▶ [What you should do]:
Output every line of the material exactly, omitting images.

--- START Supplied material ---

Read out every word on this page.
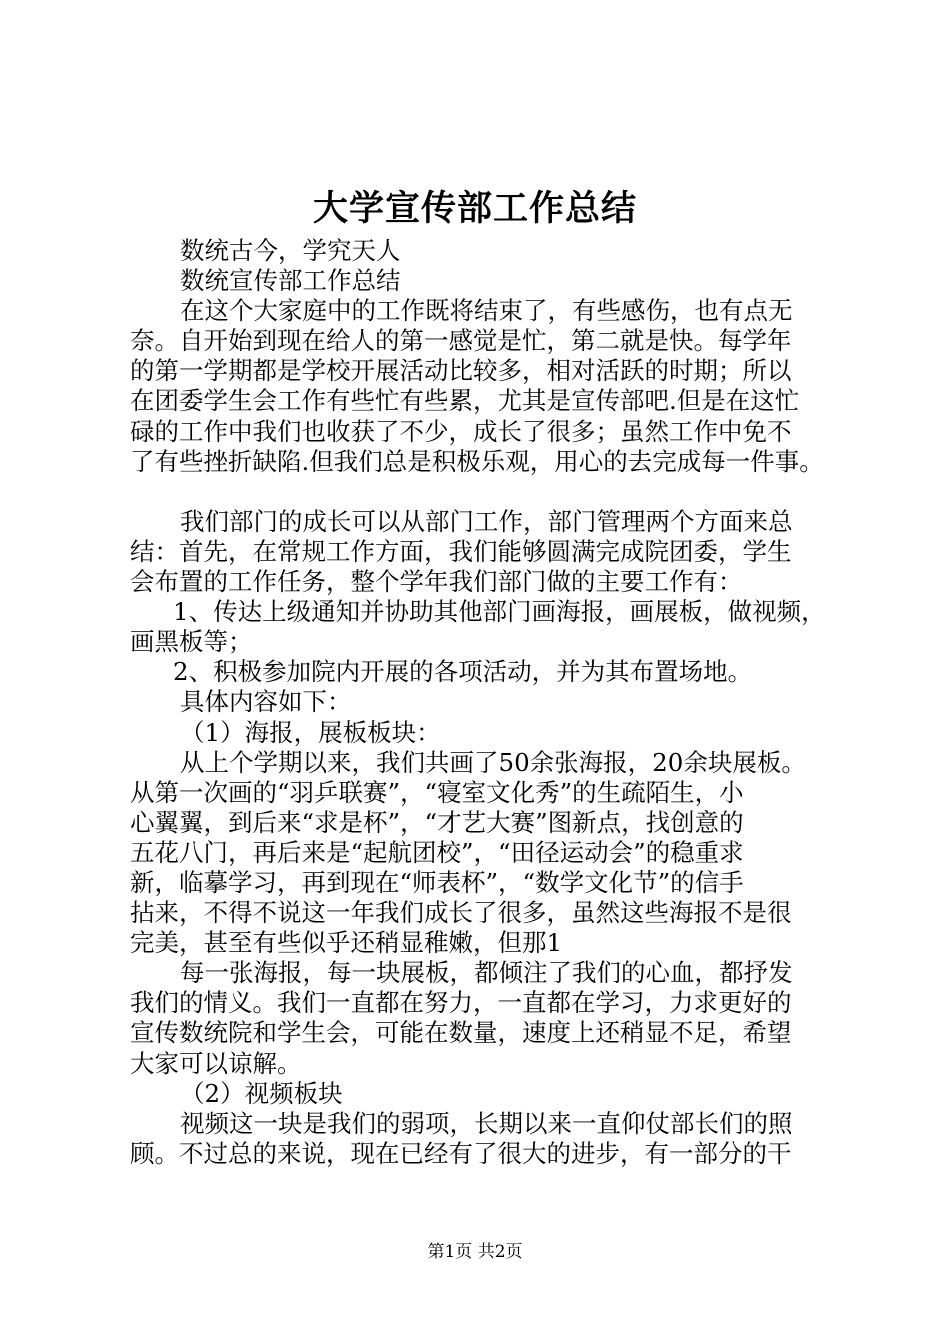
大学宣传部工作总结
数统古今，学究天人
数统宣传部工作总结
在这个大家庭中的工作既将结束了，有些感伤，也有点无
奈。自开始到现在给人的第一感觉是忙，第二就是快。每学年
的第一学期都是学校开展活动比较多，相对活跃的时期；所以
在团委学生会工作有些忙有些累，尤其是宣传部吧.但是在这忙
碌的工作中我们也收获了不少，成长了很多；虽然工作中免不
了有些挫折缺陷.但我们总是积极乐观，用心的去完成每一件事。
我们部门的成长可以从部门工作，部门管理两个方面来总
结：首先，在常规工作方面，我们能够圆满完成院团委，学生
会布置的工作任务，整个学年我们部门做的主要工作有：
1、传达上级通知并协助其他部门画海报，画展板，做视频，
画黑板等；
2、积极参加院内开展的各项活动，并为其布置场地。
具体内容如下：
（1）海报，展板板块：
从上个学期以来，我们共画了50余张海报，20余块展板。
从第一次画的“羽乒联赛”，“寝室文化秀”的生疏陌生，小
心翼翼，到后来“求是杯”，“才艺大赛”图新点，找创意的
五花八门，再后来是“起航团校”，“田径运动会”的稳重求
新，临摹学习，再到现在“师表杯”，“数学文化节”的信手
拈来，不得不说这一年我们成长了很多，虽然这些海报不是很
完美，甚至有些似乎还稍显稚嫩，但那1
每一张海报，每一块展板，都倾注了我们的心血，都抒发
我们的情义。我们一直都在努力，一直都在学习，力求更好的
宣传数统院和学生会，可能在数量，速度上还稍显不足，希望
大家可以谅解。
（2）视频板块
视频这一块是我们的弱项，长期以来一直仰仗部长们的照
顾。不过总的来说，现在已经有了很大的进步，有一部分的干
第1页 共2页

--- END Supplied material ---

▶ [Finished task]:
Read out every word on this page.
大学宣传部工作总结
数统古今，学究天人
数统宣传部工作总结
在这个大家庭中的工作既将结束了，有些感伤，也有点无
奈。自开始到现在给人的第一感觉是忙，第二就是快。每学年
的第一学期都是学校开展活动比较多，相对活跃的时期；所以
在团委学生会工作有些忙有些累，尤其是宣传部吧.但是在这忙
碌的工作中我们也收获了不少，成长了很多；虽然工作中免不
了有些挫折缺陷.但我们总是积极乐观，用心的去完成每一件事。
我们部门的成长可以从部门工作，部门管理两个方面来总
结：首先，在常规工作方面，我们能够圆满完成院团委，学生
会布置的工作任务，整个学年我们部门做的主要工作有：
1、传达上级通知并协助其他部门画海报，画展板，做视频，
画黑板等；
2、积极参加院内开展的各项活动，并为其布置场地。
具体内容如下：
（1）海报，展板板块：
从上个学期以来，我们共画了50余张海报，20余块展板。
从第一次画的“羽乒联赛”，“寝室文化秀”的生疏陌生，小
心翼翼，到后来“求是杯”，“才艺大赛”图新点，找创意的
五花八门，再后来是“起航团校”，“田径运动会”的稳重求
新，临摹学习，再到现在“师表杯”，“数学文化节”的信手
拈来，不得不说这一年我们成长了很多，虽然这些海报不是很
完美，甚至有些似乎还稍显稚嫩，但那1
每一张海报，每一块展板，都倾注了我们的心血，都抒发
我们的情义。我们一直都在努力，一直都在学习，力求更好的
宣传数统院和学生会，可能在数量，速度上还稍显不足，希望
大家可以谅解。
（2）视频板块
视频这一块是我们的弱项，长期以来一直仰仗部长们的照
顾。不过总的来说，现在已经有了很大的进步，有一部分的干
第1页 共2页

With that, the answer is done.